WRITTEN EXERCISE: Leaving out every picture, quote the data below exactly as it appears.

SUPPLIED DATA:
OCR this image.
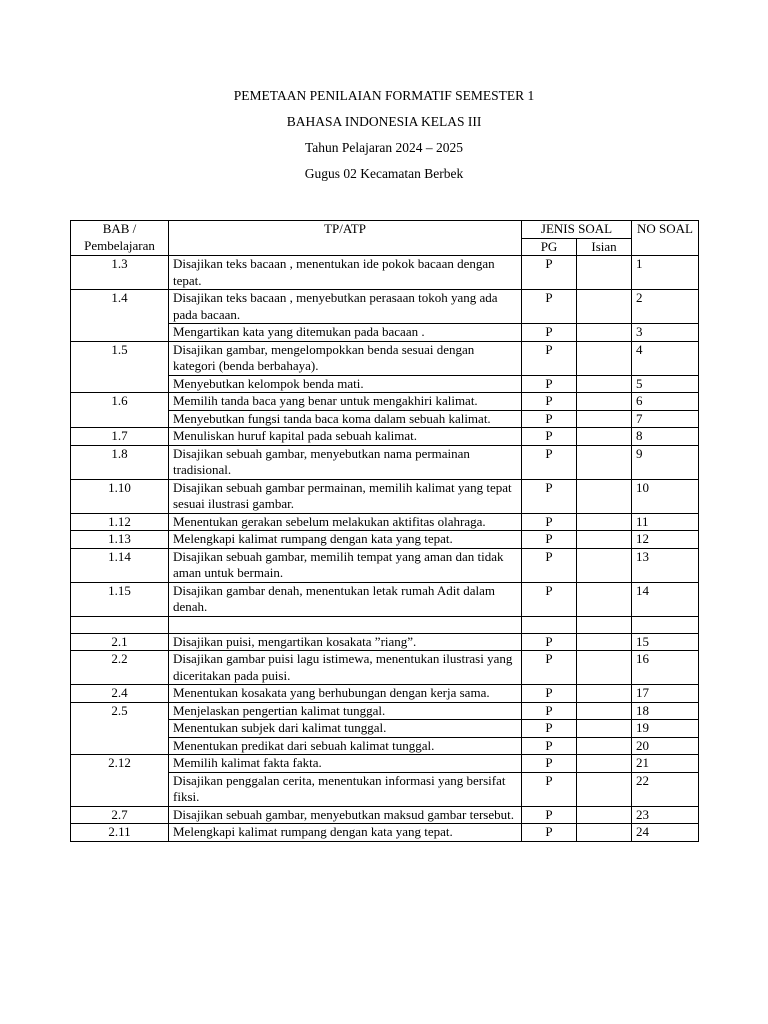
PEMETAAN PENILAIAN FORMATIF SEMESTER 1
BAHASA INDONESIA KELAS III
Tahun Pelajaran 2024 – 2025
Gugus 02 Kecamatan Berbek
BAB / Pembelajaran	TP/ATP	JENIS SOAL		NO SOAL
		PG	Isian	
1.3	Disajikan teks bacaan , menentukan ide pokok bacaan dengan tepat.	P		1
1.4	Disajikan teks bacaan , menyebutkan perasaan tokoh yang ada pada bacaan.	P		2
	Mengartikan kata yang ditemukan pada bacaan .	P		3
1.5	Disajikan gambar, mengelompokkan benda sesuai dengan kategori (benda berbahaya).	P		4
	Menyebutkan kelompok benda mati.	P		5
1.6	Memilih tanda baca yang benar untuk mengakhiri kalimat.	P		6
	Menyebutkan fungsi tanda baca koma dalam sebuah kalimat.	P		7
1.7	Menuliskan huruf kapital pada sebuah kalimat.	P		8
1.8	Disajikan sebuah gambar, menyebutkan nama permainan tradisional.	P		9
1.10	Disajikan sebuah gambar permainan, memilih kalimat yang tepat sesuai ilustrasi gambar.	P		10
1.12	Menentukan gerakan sebelum melakukan aktifitas olahraga.	P		11
1.13	Melengkapi kalimat rumpang dengan kata yang tepat.	P		12
1.14	Disajikan sebuah gambar, memilih tempat yang aman dan tidak aman untuk bermain.	P		13
1.15	Disajikan gambar denah, menentukan letak rumah Adit dalam denah.	P		14

2.1	Disajikan puisi, mengartikan kosakata ”riang”.	P		15
2.2	Disajikan gambar puisi lagu istimewa, menentukan ilustrasi yang diceritakan pada puisi.	P		16
2.4	Menentukan kosakata yang berhubungan dengan kerja sama.	P		17
2.5	Menjelaskan pengertian kalimat tunggal.	P		18
	Menentukan subjek dari kalimat tunggal.	P		19
	Menentukan predikat dari sebuah kalimat tunggal.	P		20
2.12	Memilih kalimat fakta fakta.	P		21
	Disajikan penggalan cerita, menentukan informasi yang bersifat fiksi.	P		22
2.7	Disajikan sebuah gambar, menyebutkan maksud gambar tersebut.	P		23
2.11	Melengkapi kalimat rumpang dengan kata yang tepat.	P		24
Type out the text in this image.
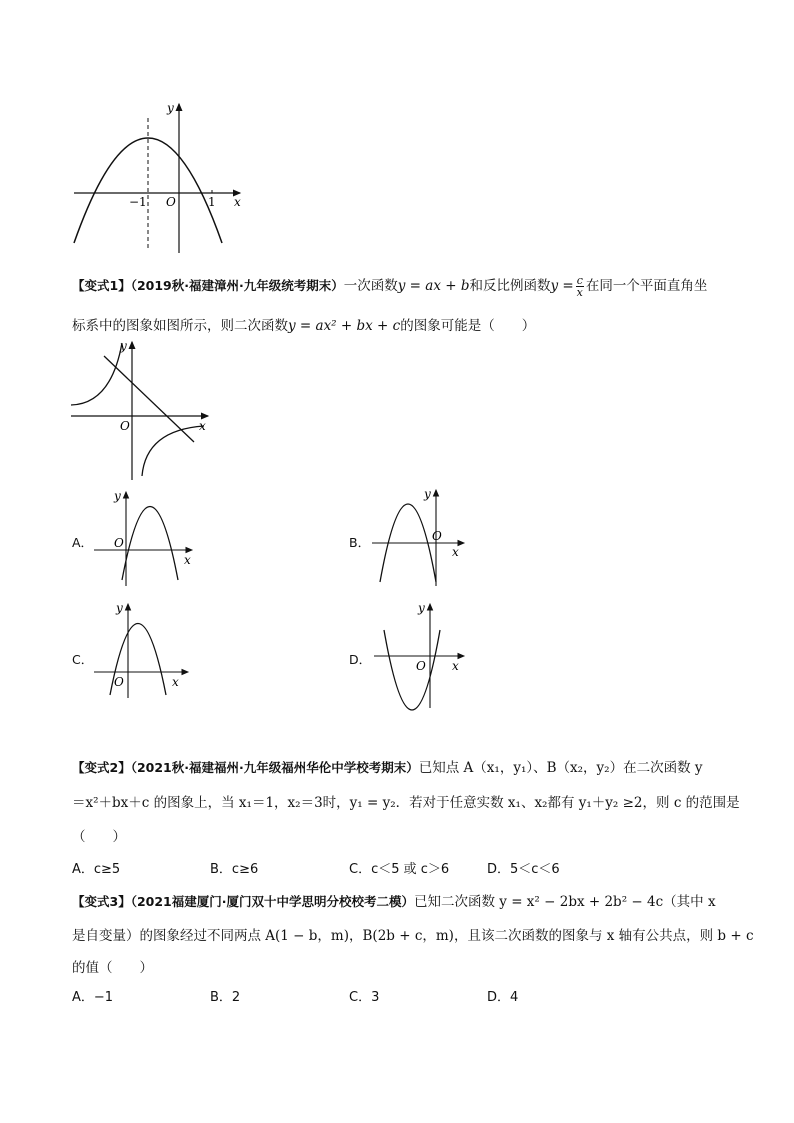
y
x
O
−1	1
【变式1】（2019秋·福建漳州·九年级统考期末）一次函数y = ax + b和反比例函数$y = \frac{c}{x}$ 在同一个平面直角坐
标系中的图象如图所示，则二次函数y = ax² + bx + c的图象可能是（　　）
y
x
O
A．
y
x
O	B．
y
x
O
C．
y
x
O
D．
y
x
O
【变式2】（2021秋·福建福州·九年级福州华伦中学校考期末）已知点 A（x₁，y₁）、B（x₂，y₂）在二次函数 y
＝x²＋bx＋c 的图象上，当 x₁＝1，x₂＝3时，y₁ = y₂．若对于任意实数 x₁、x₂都有 y₁＋y₂ ≥2，则 c 的范围是
（　　）
A．c≥5	B．c≥6	C．c＜5 或 c＞6	D．5＜c＜6
【变式3】（2021福建厦门·厦门双十中学思明分校校考二模）已知二次函数 y = x² − 2bx + 2b² − 4c（其中 x
是自变量）的图象经过不同两点 A(1 − b，m)，B(2b + c，m)，且该二次函数的图象与 x 轴有公共点，则 b + c
的值（　　）
A．−1	B．2	C．3	D．4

RIGHT ANSWER:
OCR this image.
PEMETAAN PENILAIAN FORMATIF SEMESTER 1
BAHASA INDONESIA KELAS III
Tahun Pelajaran 2024 – 2025
Gugus 02 Kecamatan Berbek
BAB / Pembelajaran	TP/ATP	JENIS SOAL		NO SOAL
		PG	Isian	
1.3	Disajikan teks bacaan , menentukan ide pokok bacaan dengan tepat.	P		1
1.4	Disajikan teks bacaan , menyebutkan perasaan tokoh yang ada pada bacaan.	P		2
	Mengartikan kata yang ditemukan pada bacaan .	P		3
1.5	Disajikan gambar, mengelompokkan benda sesuai dengan kategori (benda berbahaya).	P		4
	Menyebutkan kelompok benda mati.	P		5
1.6	Memilih tanda baca yang benar untuk mengakhiri kalimat.	P		6
	Menyebutkan fungsi tanda baca koma dalam sebuah kalimat.	P		7
1.7	Menuliskan huruf kapital pada sebuah kalimat.	P		8
1.8	Disajikan sebuah gambar, menyebutkan nama permainan tradisional.	P		9
1.10	Disajikan sebuah gambar permainan, memilih kalimat yang tepat sesuai ilustrasi gambar.	P		10
1.12	Menentukan gerakan sebelum melakukan aktifitas olahraga.	P		11
1.13	Melengkapi kalimat rumpang dengan kata yang tepat.	P		12
1.14	Disajikan sebuah gambar, memilih tempat yang aman dan tidak aman untuk bermain.	P		13
1.15	Disajikan gambar denah, menentukan letak rumah Adit dalam denah.	P		14

2.1	Disajikan puisi, mengartikan kosakata ”riang”.	P		15
2.2	Disajikan gambar puisi lagu istimewa, menentukan ilustrasi yang diceritakan pada puisi.	P		16
2.4	Menentukan kosakata yang berhubungan dengan kerja sama.	P		17
2.5	Menjelaskan pengertian kalimat tunggal.	P		18
	Menentukan subjek dari kalimat tunggal.	P		19
	Menentukan predikat dari sebuah kalimat tunggal.	P		20
2.12	Memilih kalimat fakta fakta.	P		21
	Disajikan penggalan cerita, menentukan informasi yang bersifat fiksi.	P		22
2.7	Disajikan sebuah gambar, menyebutkan maksud gambar tersebut.	P		23
2.11	Melengkapi kalimat rumpang dengan kata yang tepat.	P		24
Type out the text in this image.
y
x
O
−1	1
【变式1】（2019秋·福建漳州·九年级统考期末）一次函数y = ax + b和反比例函数$y = \frac{c}{x}$ 在同一个平面直角坐
标系中的图象如图所示，则二次函数y = ax² + bx + c的图象可能是（　　）
y
x
O
A．
y
x
O	B．
y
x
O
C．
y
x
O
D．
y
x
O
【变式2】（2021秋·福建福州·九年级福州华伦中学校考期末）已知点 A（x₁，y₁）、B（x₂，y₂）在二次函数 y
＝x²＋bx＋c 的图象上，当 x₁＝1，x₂＝3时，y₁ = y₂．若对于任意实数 x₁、x₂都有 y₁＋y₂ ≥2，则 c 的范围是
（　　）
A．c≥5	B．c≥6	C．c＜5 或 c＞6	D．5＜c＜6
【变式3】（2021福建厦门·厦门双十中学思明分校校考二模）已知二次函数 y = x² − 2bx + 2b² − 4c（其中 x
是自变量）的图象经过不同两点 A(1 − b，m)，B(2b + c，m)，且该二次函数的图象与 x 轴有公共点，则 b + c
的值（　　）
A．−1	B．2	C．3	D．4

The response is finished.